### Records for this task:
## start

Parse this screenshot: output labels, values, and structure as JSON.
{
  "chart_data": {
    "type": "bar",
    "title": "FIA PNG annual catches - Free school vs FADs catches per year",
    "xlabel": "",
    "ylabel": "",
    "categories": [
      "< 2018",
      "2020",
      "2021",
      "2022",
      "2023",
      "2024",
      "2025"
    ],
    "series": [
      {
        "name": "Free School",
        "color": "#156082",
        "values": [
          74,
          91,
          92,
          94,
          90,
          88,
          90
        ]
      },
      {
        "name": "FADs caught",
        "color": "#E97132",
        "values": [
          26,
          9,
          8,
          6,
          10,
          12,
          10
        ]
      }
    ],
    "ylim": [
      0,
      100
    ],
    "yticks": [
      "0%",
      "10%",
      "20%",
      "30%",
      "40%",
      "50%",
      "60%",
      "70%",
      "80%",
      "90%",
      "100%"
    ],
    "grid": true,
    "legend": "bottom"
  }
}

## end

### Given exercise:
Report only how many lines of the listing hold the word "Free".

### Exercise answer:
2